**What to work on**: Scan the lines below; pull out those with "Haut".

**Task input**:
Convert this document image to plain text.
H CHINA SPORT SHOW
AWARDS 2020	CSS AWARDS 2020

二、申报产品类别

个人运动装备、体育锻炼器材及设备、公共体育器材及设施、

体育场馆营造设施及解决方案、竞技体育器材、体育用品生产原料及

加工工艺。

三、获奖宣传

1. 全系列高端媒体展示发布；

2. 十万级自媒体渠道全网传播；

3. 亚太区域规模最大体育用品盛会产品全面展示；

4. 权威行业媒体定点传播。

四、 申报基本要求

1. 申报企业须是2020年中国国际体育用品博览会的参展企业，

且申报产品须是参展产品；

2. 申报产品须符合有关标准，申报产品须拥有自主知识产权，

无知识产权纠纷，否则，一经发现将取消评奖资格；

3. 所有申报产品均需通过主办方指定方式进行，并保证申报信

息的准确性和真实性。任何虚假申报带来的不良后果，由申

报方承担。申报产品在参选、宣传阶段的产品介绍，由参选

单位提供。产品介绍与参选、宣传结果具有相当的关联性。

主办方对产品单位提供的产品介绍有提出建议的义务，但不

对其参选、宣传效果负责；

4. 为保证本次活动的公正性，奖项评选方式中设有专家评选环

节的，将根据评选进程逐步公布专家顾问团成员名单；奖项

...

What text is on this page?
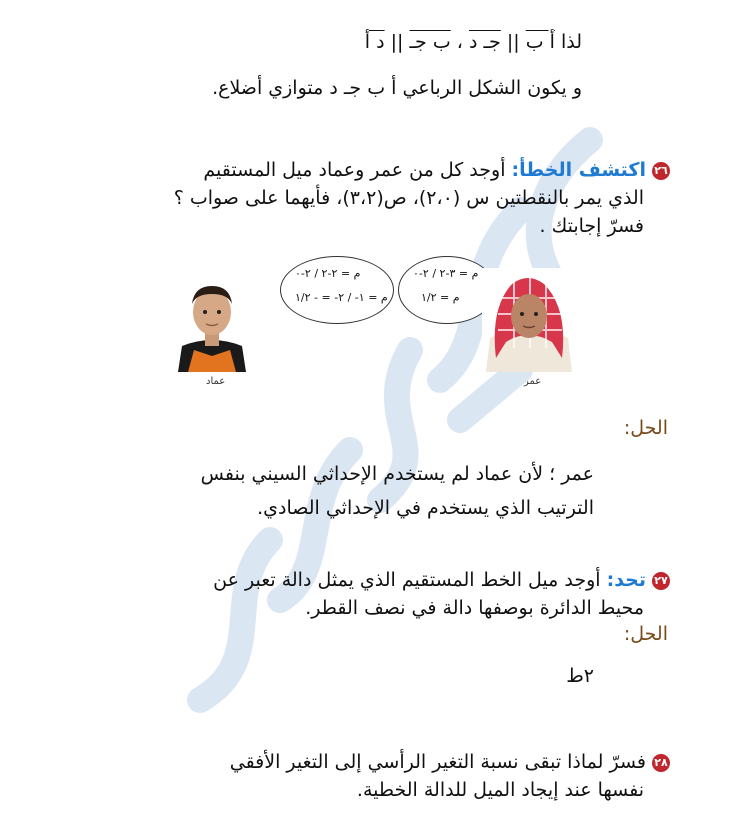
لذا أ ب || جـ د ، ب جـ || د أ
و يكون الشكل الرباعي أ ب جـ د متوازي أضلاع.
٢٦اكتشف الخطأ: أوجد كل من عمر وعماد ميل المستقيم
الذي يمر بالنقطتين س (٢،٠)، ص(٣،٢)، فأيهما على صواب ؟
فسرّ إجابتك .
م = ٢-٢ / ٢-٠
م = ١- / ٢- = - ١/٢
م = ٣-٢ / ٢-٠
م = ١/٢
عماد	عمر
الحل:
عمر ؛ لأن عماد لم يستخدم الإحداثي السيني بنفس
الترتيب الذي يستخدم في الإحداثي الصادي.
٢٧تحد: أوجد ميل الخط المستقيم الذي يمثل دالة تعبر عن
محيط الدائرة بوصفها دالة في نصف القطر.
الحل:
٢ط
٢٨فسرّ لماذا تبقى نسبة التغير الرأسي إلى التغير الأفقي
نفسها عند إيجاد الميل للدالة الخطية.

---

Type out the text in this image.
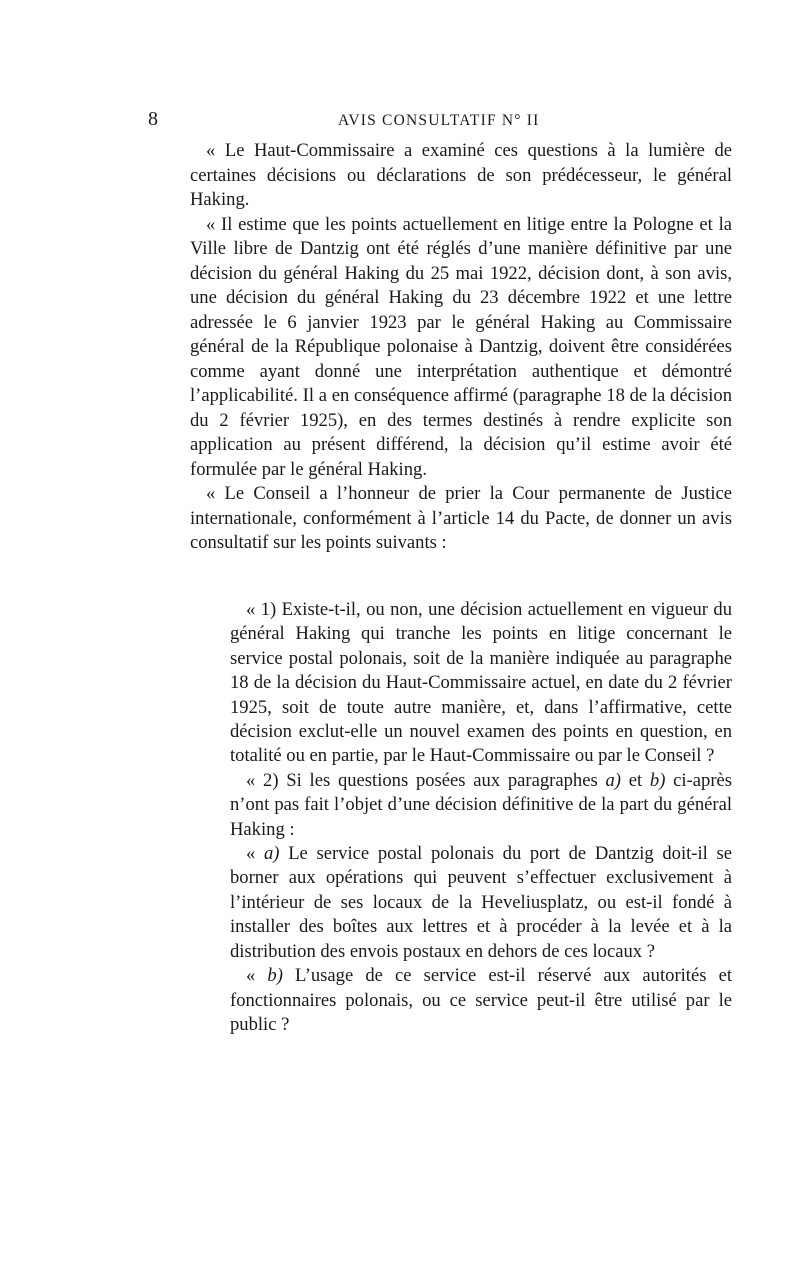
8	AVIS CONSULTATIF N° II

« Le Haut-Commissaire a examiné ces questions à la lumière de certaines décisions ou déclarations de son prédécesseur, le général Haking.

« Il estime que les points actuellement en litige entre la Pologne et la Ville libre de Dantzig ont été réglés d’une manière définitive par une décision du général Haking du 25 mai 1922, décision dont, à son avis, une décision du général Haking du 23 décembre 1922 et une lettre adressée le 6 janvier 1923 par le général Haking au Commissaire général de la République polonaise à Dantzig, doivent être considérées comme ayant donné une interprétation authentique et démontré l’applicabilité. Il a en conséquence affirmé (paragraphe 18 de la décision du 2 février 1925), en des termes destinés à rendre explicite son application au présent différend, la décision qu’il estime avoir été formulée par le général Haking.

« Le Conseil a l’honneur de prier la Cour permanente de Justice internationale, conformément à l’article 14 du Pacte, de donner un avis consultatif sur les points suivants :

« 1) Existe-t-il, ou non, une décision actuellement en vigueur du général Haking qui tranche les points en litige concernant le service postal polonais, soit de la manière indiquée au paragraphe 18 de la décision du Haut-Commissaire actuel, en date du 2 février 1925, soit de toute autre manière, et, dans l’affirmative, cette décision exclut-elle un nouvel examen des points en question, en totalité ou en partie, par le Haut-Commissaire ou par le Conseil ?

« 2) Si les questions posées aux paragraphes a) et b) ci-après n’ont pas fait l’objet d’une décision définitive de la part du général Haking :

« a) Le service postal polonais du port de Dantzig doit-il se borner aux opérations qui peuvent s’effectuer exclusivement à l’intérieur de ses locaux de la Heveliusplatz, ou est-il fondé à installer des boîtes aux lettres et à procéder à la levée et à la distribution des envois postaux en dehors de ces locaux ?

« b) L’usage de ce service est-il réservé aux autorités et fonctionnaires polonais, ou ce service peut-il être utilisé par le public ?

**Response**:
« Le Haut-Commissaire a examiné ces questions à la lumière de certaines décisions ou déclarations de son prédécesseur, le général Haking.
« 1) Existe-t-il, ou non, une décision actuellement en vigueur du général Haking qui tranche les points en litige concernant le service postal polonais, soit de la manière indiquée au paragraphe 18 de la décision du Haut-Commissaire actuel, en date du 2 février 1925, soit de toute autre manière, et, dans l’affirmative, cette décision exclut-elle un nouvel examen des points en question, en totalité ou en partie, par le Haut-Commissaire ou par le Conseil ?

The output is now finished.